Exercise aim.
Write the records below out in full, character for character, with no pictures.

******************************

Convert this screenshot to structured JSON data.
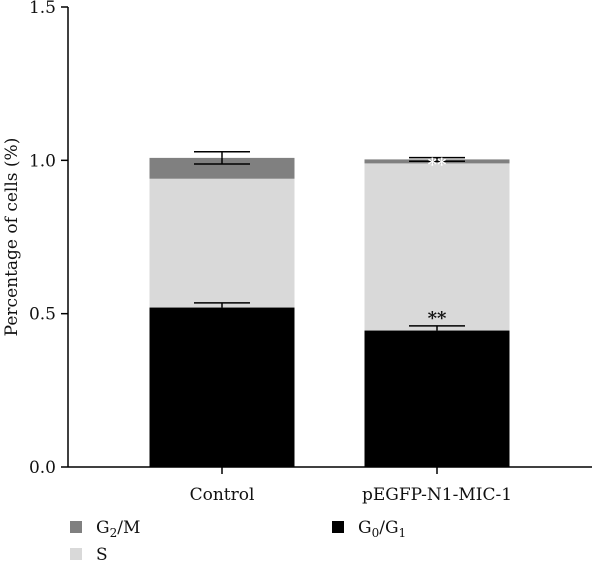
{
  "chart_data": {
    "type": "bar",
    "stacked": true,
    "categories": [
      "Control",
      "pEGFP-N1-MIC-1"
    ],
    "series": [
      {
        "name": "G0/G1",
        "values": [
          0.52,
          0.445
        ],
        "errors": [
          0.015,
          0.015
        ],
        "color": "#000000"
      },
      {
        "name": "S",
        "values": [
          0.42,
          0.545
        ],
        "errors": [
          0.0,
          0.0
        ],
        "color": "#d9d9d9"
      },
      {
        "name": "G2/M",
        "values": [
          0.068,
          0.013
        ],
        "errors": [
          0.02,
          0.006
        ],
        "color": "#808080"
      }
    ],
    "ylabel": "Percentage of cells (%)",
    "xlabel": "",
    "ylim": [
      0,
      1.5
    ],
    "yticks": [
      "0.0",
      "0.5",
      "1.0",
      "1.5"
    ],
    "annotations": [
      {
        "category": "pEGFP-N1-MIC-1",
        "series": "G0/G1",
        "text": "**"
      },
      {
        "category": "pEGFP-N1-MIC-1",
        "series": "G2/M",
        "text": "**"
      }
    ],
    "grid": false,
    "legend_placement": "bottom"
  },
  "legend": {
    "items": [
      {
        "main": "G",
        "sub": "2",
        "rest": "/M",
        "rest_sub": "",
        "color": "#808080"
      },
      {
        "main": "G",
        "sub": "0",
        "rest": "/G",
        "rest_sub": "1",
        "color": "#000000"
      },
      {
        "main": "S",
        "sub": "",
        "rest": "",
        "rest_sub": "",
        "color": "#d9d9d9"
      }
    ]
  }
}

******************************

Task solution.
Convert this screenshot to structured JSON data.
{
  "chart_data": {
    "type": "bar",
    "stacked": true,
    "categories": [
      "Control",
      "pEGFP-N1-MIC-1"
    ],
    "series": [
      {
        "name": "G0/G1",
        "values": [
          0.52,
          0.445
        ],
        "errors": [
          0.015,
          0.015
        ],
        "color": "#000000"
      },
      {
        "name": "S",
        "values": [
          0.42,
          0.545
        ],
        "errors": [
          0.0,
          0.0
        ],
        "color": "#d9d9d9"
      },
      {
        "name": "G2/M",
        "values": [
          0.068,
          0.013
        ],
        "errors": [
          0.02,
          0.006
        ],
        "color": "#808080"
      }
    ],
    "ylabel": "Percentage of cells (%)",
    "xlabel": "",
    "ylim": [
      0,
      1.5
    ],
    "yticks": [
      "0.0",
      "0.5",
      "1.0",
      "1.5"
    ],
    "annotations": [
      {
        "category": "pEGFP-N1-MIC-1",
        "series": "G0/G1",
        "text": "**"
      },
      {
        "category": "pEGFP-N1-MIC-1",
        "series": "G2/M",
        "text": "**"
      }
    ],
    "grid": false,
    "legend_placement": "bottom"
  },
  "legend": {
    "items": [
      {
        "main": "G",
        "sub": "2",
        "rest": "/M",
        "rest_sub": "",
        "color": "#808080"
      },
      {
        "main": "G",
        "sub": "0",
        "rest": "/G",
        "rest_sub": "1",
        "color": "#000000"
      },
      {
        "main": "S",
        "sub": "",
        "rest": "",
        "rest_sub": "",
        "color": "#d9d9d9"
      }
    ]
  }
}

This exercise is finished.